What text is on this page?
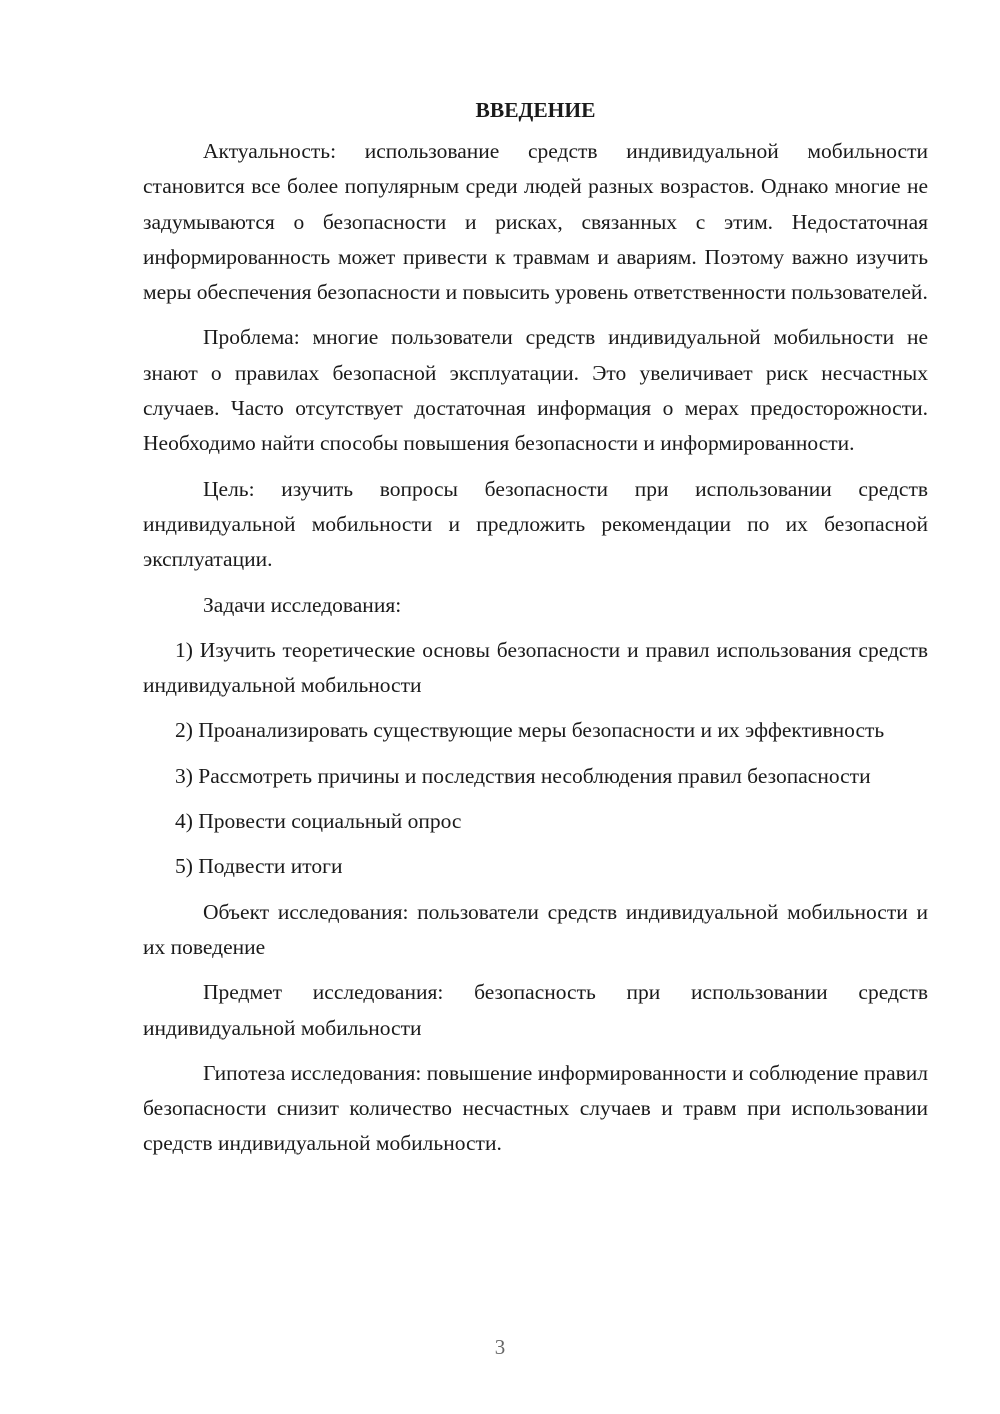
ВВЕДЕНИЕ

Актуальность: использование средств индивидуальной мобильности становится все более популярным среди людей разных возрастов. Однако многие не задумываются о безопасности и рисках, связанных с этим. Недостаточная информированность может привести к травмам и авариям. Поэтому важно изучить меры обеспечения безопасности и повысить уровень ответственности пользователей.

Проблема: многие пользователи средств индивидуальной мобильности не знают о правилах безопасной эксплуатации. Это увеличивает риск несчастных случаев. Часто отсутствует достаточная информация о мерах предосторожности. Необходимо найти способы повышения безопасности и информированности.

Цель: изучить вопросы безопасности при использовании средств индивидуальной мобильности и предложить рекомендации по их безопасной эксплуатации.

Задачи исследования:

1) Изучить теоретические основы безопасности и правил использования средств индивидуальной мобильности

2) Проанализировать существующие меры безопасности и их эффективность

3) Рассмотреть причины и последствия несоблюдения правил безопасности

4) Провести социальный опрос

5) Подвести итоги

Объект исследования: пользователи средств индивидуальной мобильности и их поведение

Предмет исследования: безопасность при использовании средств индивидуальной мобильности

Гипотеза исследования: повышение информированности и соблюдение правил безопасности снизит количество несчастных случаев и травм при использовании средств индивидуальной мобильности.

3
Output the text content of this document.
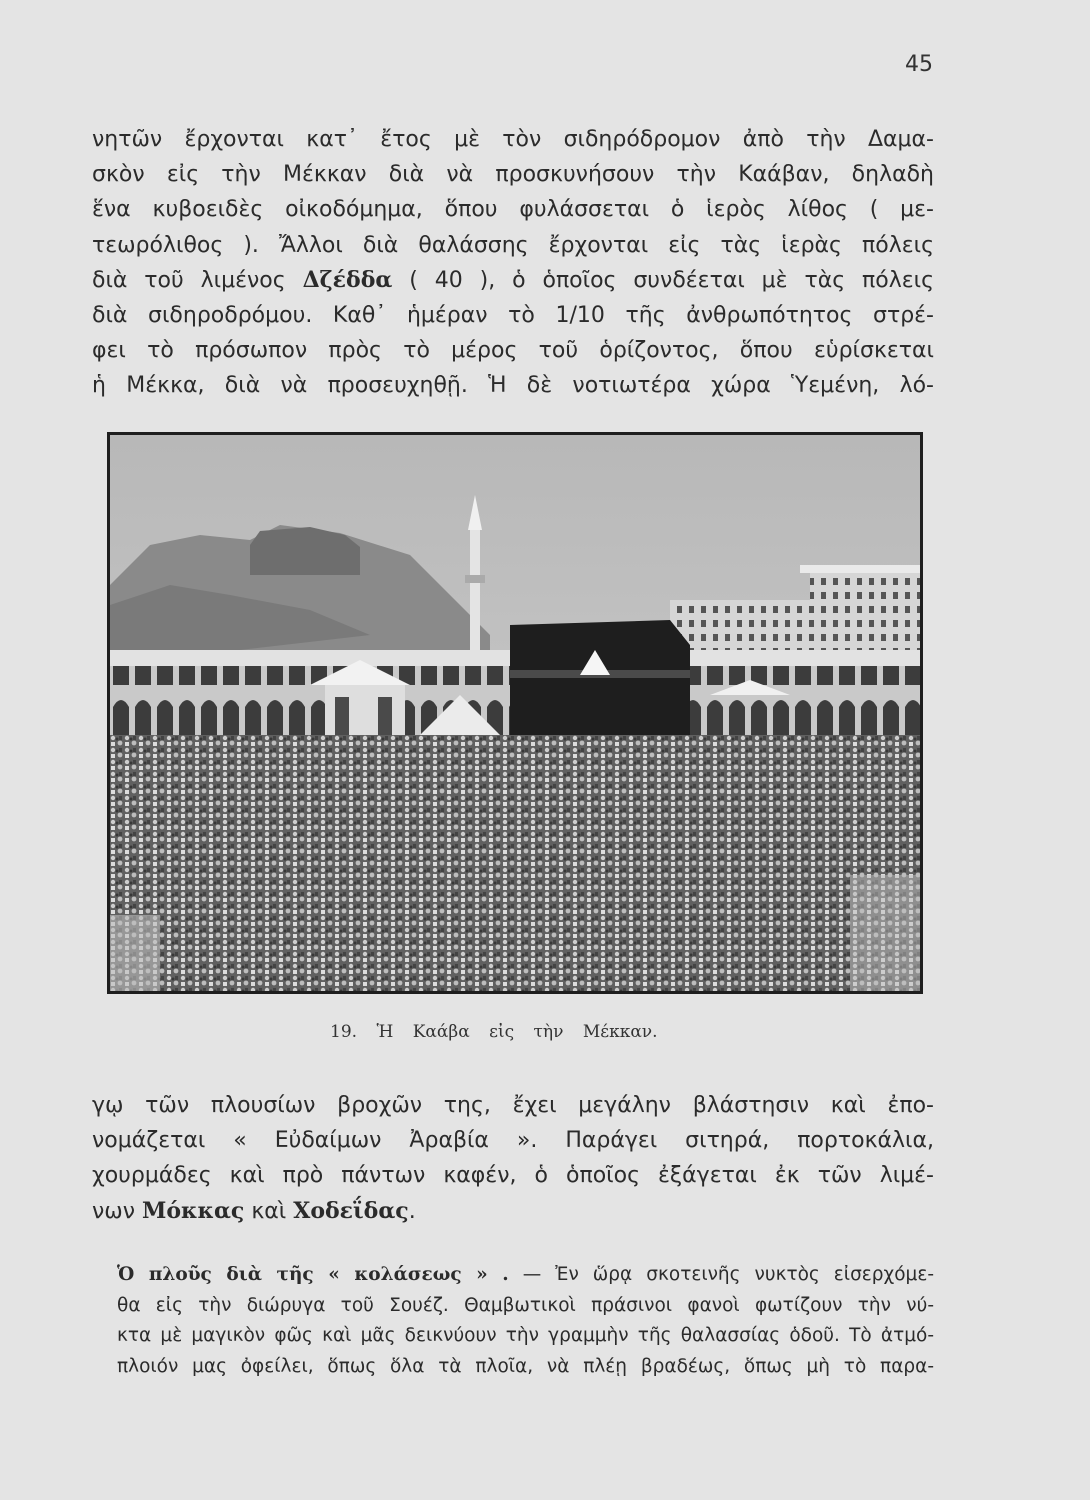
45
νητῶν ἔρχονται κατ᾽ ἔτος μὲ τὸν σιδηρόδρομον ἀπὸ τὴν Δαμα-
σκὸν εἰς τὴν Μέκκαν διὰ νὰ προσκυνήσουν τὴν Καάβαν, δηλαδὴ
ἕνα κυβοειδὲς οἰκοδόμημα, ὅπου φυλάσσεται ὁ ἱερὸς λίθος ( με-
τεωρόλιθος ). Ἄλλοι διὰ θαλάσσης ἔρχονται εἰς τὰς ἱερὰς πόλεις
διὰ τοῦ λιμένος Δζέδδα ( 40 ), ὁ ὁποῖος συνδέεται μὲ τὰς πόλεις
διὰ σιδηροδρόμου. Καθ᾽ ἡμέραν τὸ 1/10 τῆς ἀνθρωπότητος στρέ-
φει τὸ πρόσωπον πρὸς τὸ μέρος τοῦ ὁρίζοντος, ὅπου εὑρίσκεται
ἡ Μέκκα, διὰ νὰ προσευχηθῇ. Ἡ δὲ νοτιωτέρα χώρα Ὑεμένη, λό-
19. Ἡ Καάβα εἰς τὴν Μέκκαν.
γῳ τῶν πλουσίων βροχῶν της, ἔχει μεγάλην βλάστησιν καὶ ἐπο-
νομάζεται « Εὐδαίμων Ἀραβία ». Παράγει σιτηρά, πορτοκάλια,
χουρμάδες καὶ πρὸ πάντων καφέν, ὁ ὁποῖος ἐξάγεται ἐκ τῶν λιμέ-
νων Μόκκας καὶ Χοδεΐδας.
Ὁ πλοῦς διὰ τῆς « κολάσεως » . — Ἐν ὥρᾳ σκοτεινῆς νυκτὸς εἰσερχόμε-
θα εἰς τὴν διώρυγα τοῦ Σουέζ. Θαμβωτικοὶ πράσινοι φανοὶ φωτίζουν τὴν νύ-
κτα μὲ μαγικὸν φῶς καὶ μᾶς δεικνύουν τὴν γραμμὴν τῆς θαλασσίας ὁδοῦ. Τὸ ἀτμό-
πλοιόν μας ὀφείλει, ὅπως ὅλα τὰ πλοῖα, νὰ πλέῃ βραδέως, ὅπως μὴ τὸ παρα-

WHAT YOU SHOULD DO -
Copy every record above exactly as written, but leave out the pictures.

TASK OUTPUT -
What text is on this page?
ВВЕДЕНИЕ

Актуальность: использование средств индивидуальной мобильности становится все более популярным среди людей разных возрастов. Однако многие не задумываются о безопасности и рисках, связанных с этим. Недостаточная информированность может привести к травмам и авариям. Поэтому важно изучить меры обеспечения безопасности и повысить уровень ответственности пользователей.

Проблема: многие пользователи средств индивидуальной мобильности не знают о правилах безопасной эксплуатации. Это увеличивает риск несчастных случаев. Часто отсутствует достаточная информация о мерах предосторожности. Необходимо найти способы повышения безопасности и информированности.

Цель: изучить вопросы безопасности при использовании средств индивидуальной мобильности и предложить рекомендации по их безопасной эксплуатации.

Задачи исследования:

1) Изучить теоретические основы безопасности и правил использования средств индивидуальной мобильности

2) Проанализировать существующие меры безопасности и их эффективность

3) Рассмотреть причины и последствия несоблюдения правил безопасности

4) Провести социальный опрос

5) Подвести итоги

Объект исследования: пользователи средств индивидуальной мобильности и их поведение

Предмет исследования: безопасность при использовании средств индивидуальной мобильности

Гипотеза исследования: повышение информированности и соблюдение правил безопасности снизит количество несчастных случаев и травм при использовании средств индивидуальной мобильности.

3
Output the text content of this document.
45
νητῶν ἔρχονται κατ᾽ ἔτος μὲ τὸν σιδηρόδρομον ἀπὸ τὴν Δαμα-
σκὸν εἰς τὴν Μέκκαν διὰ νὰ προσκυνήσουν τὴν Καάβαν, δηλαδὴ
ἕνα κυβοειδὲς οἰκοδόμημα, ὅπου φυλάσσεται ὁ ἱερὸς λίθος ( με-
τεωρόλιθος ). Ἄλλοι διὰ θαλάσσης ἔρχονται εἰς τὰς ἱερὰς πόλεις
διὰ τοῦ λιμένος Δζέδδα ( 40 ), ὁ ὁποῖος συνδέεται μὲ τὰς πόλεις
διὰ σιδηροδρόμου. Καθ᾽ ἡμέραν τὸ 1/10 τῆς ἀνθρωπότητος στρέ-
φει τὸ πρόσωπον πρὸς τὸ μέρος τοῦ ὁρίζοντος, ὅπου εὑρίσκεται
ἡ Μέκκα, διὰ νὰ προσευχηθῇ. Ἡ δὲ νοτιωτέρα χώρα Ὑεμένη, λό-
19. Ἡ Καάβα εἰς τὴν Μέκκαν.
γῳ τῶν πλουσίων βροχῶν της, ἔχει μεγάλην βλάστησιν καὶ ἐπο-
νομάζεται « Εὐδαίμων Ἀραβία ». Παράγει σιτηρά, πορτοκάλια,
χουρμάδες καὶ πρὸ πάντων καφέν, ὁ ὁποῖος ἐξάγεται ἐκ τῶν λιμέ-
νων Μόκκας καὶ Χοδεΐδας.
Ὁ πλοῦς διὰ τῆς « κολάσεως » . — Ἐν ὥρᾳ σκοτεινῆς νυκτὸς εἰσερχόμε-
θα εἰς τὴν διώρυγα τοῦ Σουέζ. Θαμβωτικοὶ πράσινοι φανοὶ φωτίζουν τὴν νύ-
κτα μὲ μαγικὸν φῶς καὶ μᾶς δεικνύουν τὴν γραμμὴν τῆς θαλασσίας ὁδοῦ. Τὸ ἀτμό-
πλοιόν μας ὀφείλει, ὅπως ὅλα τὰ πλοῖα, νὰ πλέῃ βραδέως, ὅπως μὴ τὸ παρα-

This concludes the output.